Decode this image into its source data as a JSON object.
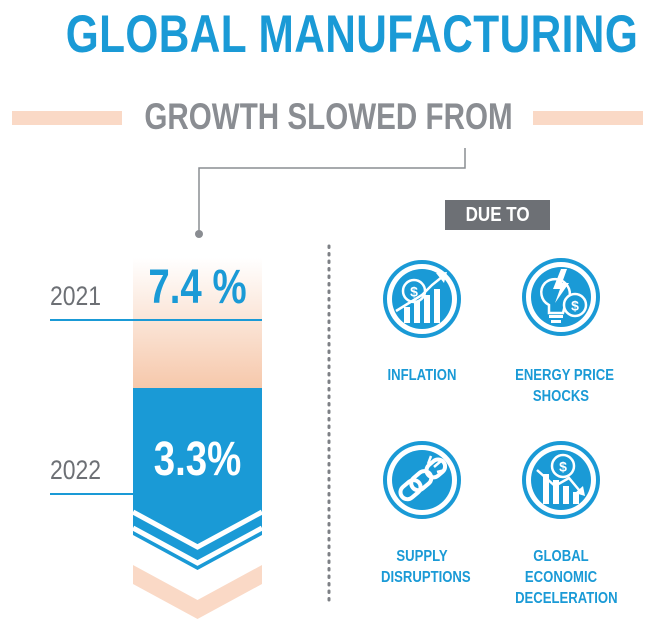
{
  "colors": {
    "blue": "#1a9ad6",
    "peach": "#fad9c6",
    "gray": "#8a8d92",
    "dark_gray": "#6d7075",
    "white": "#ffffff"
  },
  "title": "GLOBAL MANUFACTURING",
  "subtitle": "GROWTH SLOWED FROM",
  "due_to": "DUE TO",
  "years": [
    {
      "year": "2021",
      "value": "7.4 %"
    },
    {
      "year": "2022",
      "value": "3.3%"
    }
  ],
  "factors": [
    {
      "icon": "inflation-icon",
      "lines": [
        "INFLATION"
      ]
    },
    {
      "icon": "energy-price-icon",
      "lines": [
        "ENERGY PRICE",
        "SHOCKS"
      ]
    },
    {
      "icon": "broken-chain-icon",
      "lines": [
        "SUPPLY",
        "DISRUPTIONS"
      ]
    },
    {
      "icon": "economic-decline-icon",
      "lines": [
        "GLOBAL",
        "ECONOMIC",
        "DECELERATION"
      ]
    }
  ]
}
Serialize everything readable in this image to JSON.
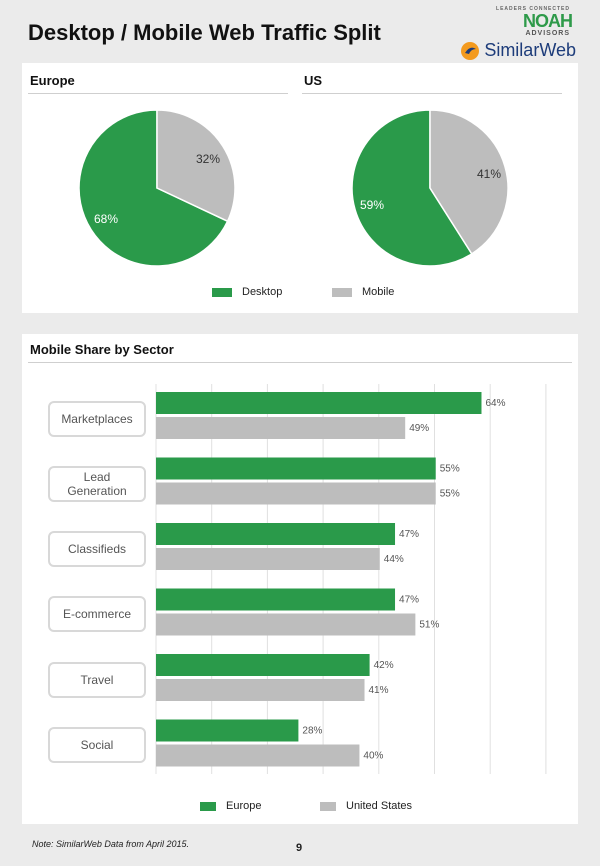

━━━━━━━━━━━━━━━━

**WHAT THE EXERCISE ASKS**
Of all the lines above, how many contain the word "GLOBAL"? Give the number and nothing else.

**SOLUTION TO THIS PROBLEM**
2